Items from a data source:
┄┄┄┄┄┄┄┄┄┄┄┄┄┄┄┄┄┄┄┄

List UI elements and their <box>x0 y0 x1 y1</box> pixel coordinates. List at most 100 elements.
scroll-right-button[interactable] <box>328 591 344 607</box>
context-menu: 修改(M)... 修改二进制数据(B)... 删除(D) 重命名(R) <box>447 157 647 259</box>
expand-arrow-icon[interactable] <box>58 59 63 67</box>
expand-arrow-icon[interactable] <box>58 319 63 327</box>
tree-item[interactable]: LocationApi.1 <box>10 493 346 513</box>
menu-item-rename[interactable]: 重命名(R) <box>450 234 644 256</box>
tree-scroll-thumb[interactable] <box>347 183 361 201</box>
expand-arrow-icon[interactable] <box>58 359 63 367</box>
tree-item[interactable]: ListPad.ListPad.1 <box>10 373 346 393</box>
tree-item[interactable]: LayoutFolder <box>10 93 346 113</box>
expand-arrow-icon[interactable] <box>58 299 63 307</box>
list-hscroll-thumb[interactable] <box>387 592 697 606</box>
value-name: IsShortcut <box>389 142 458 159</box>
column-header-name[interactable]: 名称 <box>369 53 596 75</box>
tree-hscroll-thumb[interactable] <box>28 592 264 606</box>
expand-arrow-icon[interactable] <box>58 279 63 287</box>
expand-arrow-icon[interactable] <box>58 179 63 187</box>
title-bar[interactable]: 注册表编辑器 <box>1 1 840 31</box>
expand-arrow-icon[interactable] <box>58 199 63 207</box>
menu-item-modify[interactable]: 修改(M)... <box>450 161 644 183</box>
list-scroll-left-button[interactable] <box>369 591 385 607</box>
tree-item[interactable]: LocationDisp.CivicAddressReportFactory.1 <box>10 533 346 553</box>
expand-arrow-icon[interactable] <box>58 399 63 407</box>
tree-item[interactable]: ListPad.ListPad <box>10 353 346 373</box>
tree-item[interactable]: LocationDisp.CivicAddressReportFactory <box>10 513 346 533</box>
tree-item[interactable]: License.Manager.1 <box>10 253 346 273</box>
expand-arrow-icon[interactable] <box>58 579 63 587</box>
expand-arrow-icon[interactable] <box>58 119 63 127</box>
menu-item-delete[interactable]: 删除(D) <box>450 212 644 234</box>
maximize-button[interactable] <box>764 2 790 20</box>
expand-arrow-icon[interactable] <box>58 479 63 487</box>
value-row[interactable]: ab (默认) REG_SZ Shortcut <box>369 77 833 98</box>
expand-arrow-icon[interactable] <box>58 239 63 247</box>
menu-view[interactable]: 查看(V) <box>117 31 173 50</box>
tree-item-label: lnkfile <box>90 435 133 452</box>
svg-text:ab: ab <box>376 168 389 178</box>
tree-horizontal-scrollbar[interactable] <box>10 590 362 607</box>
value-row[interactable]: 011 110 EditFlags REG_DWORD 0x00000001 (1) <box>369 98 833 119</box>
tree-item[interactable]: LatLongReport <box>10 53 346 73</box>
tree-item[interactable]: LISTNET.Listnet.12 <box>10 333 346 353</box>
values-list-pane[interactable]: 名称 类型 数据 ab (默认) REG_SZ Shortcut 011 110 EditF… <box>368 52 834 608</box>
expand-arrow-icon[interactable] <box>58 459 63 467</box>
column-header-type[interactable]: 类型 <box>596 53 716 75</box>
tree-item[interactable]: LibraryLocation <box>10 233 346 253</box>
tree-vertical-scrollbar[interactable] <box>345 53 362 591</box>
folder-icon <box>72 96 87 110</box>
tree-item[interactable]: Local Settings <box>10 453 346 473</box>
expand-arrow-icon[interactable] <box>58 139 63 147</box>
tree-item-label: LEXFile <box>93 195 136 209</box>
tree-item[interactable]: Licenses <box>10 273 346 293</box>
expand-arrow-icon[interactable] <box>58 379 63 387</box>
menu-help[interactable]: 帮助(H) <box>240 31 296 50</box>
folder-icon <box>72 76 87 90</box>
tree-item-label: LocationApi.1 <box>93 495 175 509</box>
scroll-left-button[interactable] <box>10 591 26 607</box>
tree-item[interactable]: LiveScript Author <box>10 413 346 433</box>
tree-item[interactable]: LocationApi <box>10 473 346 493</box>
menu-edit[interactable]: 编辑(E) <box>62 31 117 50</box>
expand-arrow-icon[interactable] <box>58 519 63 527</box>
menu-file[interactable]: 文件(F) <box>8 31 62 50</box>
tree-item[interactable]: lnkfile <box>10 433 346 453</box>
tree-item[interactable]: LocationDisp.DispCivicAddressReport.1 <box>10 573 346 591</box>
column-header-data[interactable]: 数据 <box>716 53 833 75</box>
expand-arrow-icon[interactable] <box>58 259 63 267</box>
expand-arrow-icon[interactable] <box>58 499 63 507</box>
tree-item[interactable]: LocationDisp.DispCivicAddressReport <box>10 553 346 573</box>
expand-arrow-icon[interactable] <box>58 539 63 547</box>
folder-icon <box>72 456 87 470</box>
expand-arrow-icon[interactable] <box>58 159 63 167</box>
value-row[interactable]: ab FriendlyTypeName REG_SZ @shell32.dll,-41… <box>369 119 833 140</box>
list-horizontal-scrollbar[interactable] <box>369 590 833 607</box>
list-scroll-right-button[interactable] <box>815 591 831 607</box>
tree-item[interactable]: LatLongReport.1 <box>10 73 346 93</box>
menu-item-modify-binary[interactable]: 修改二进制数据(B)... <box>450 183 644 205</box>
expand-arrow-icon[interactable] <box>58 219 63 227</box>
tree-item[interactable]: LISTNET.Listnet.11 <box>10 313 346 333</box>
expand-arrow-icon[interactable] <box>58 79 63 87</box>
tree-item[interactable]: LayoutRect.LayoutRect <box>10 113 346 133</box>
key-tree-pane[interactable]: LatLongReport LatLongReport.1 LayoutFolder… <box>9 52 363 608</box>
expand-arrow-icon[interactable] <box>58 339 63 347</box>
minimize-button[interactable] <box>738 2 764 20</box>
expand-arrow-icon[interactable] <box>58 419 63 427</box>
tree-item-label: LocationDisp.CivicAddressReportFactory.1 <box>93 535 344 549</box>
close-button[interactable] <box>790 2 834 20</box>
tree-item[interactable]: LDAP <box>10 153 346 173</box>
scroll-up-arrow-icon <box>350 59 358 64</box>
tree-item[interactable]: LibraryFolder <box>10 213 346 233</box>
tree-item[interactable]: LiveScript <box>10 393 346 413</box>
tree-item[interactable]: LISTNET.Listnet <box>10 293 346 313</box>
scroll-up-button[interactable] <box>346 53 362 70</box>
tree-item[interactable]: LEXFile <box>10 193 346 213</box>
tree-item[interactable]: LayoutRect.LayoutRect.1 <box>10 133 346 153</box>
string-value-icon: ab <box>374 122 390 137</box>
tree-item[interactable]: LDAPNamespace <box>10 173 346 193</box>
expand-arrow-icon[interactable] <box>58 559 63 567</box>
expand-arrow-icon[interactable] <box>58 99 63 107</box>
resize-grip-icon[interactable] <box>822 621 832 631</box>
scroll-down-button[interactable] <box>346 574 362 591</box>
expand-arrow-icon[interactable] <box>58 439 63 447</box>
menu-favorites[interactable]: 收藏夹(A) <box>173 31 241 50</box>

┄┄┄┄┄┄┄┄┄┄┄┄┄┄┄┄┄┄┄┄

■ Problem details
Transcribe the data verbatim, from the start through the line that contains "expand-arrow-icon[interactable] <box>58 299", and include both ends.

■ Answer to the exercise
List UI elements and their <box>x0 y0 x1 y1</box> pixel coordinates. List at most 100 elements.
scroll-right-button[interactable] <box>328 591 344 607</box>
context-menu: 修改(M)... 修改二进制数据(B)... 删除(D) 重命名(R) <box>447 157 647 259</box>
expand-arrow-icon[interactable] <box>58 59 63 67</box>
expand-arrow-icon[interactable] <box>58 319 63 327</box>
tree-item[interactable]: LocationApi.1 <box>10 493 346 513</box>
menu-item-rename[interactable]: 重命名(R) <box>450 234 644 256</box>
tree-scroll-thumb[interactable] <box>347 183 361 201</box>
expand-arrow-icon[interactable] <box>58 359 63 367</box>
tree-item[interactable]: ListPad.ListPad.1 <box>10 373 346 393</box>
tree-item[interactable]: LayoutFolder <box>10 93 346 113</box>
expand-arrow-icon[interactable] <box>58 299 63 307</box>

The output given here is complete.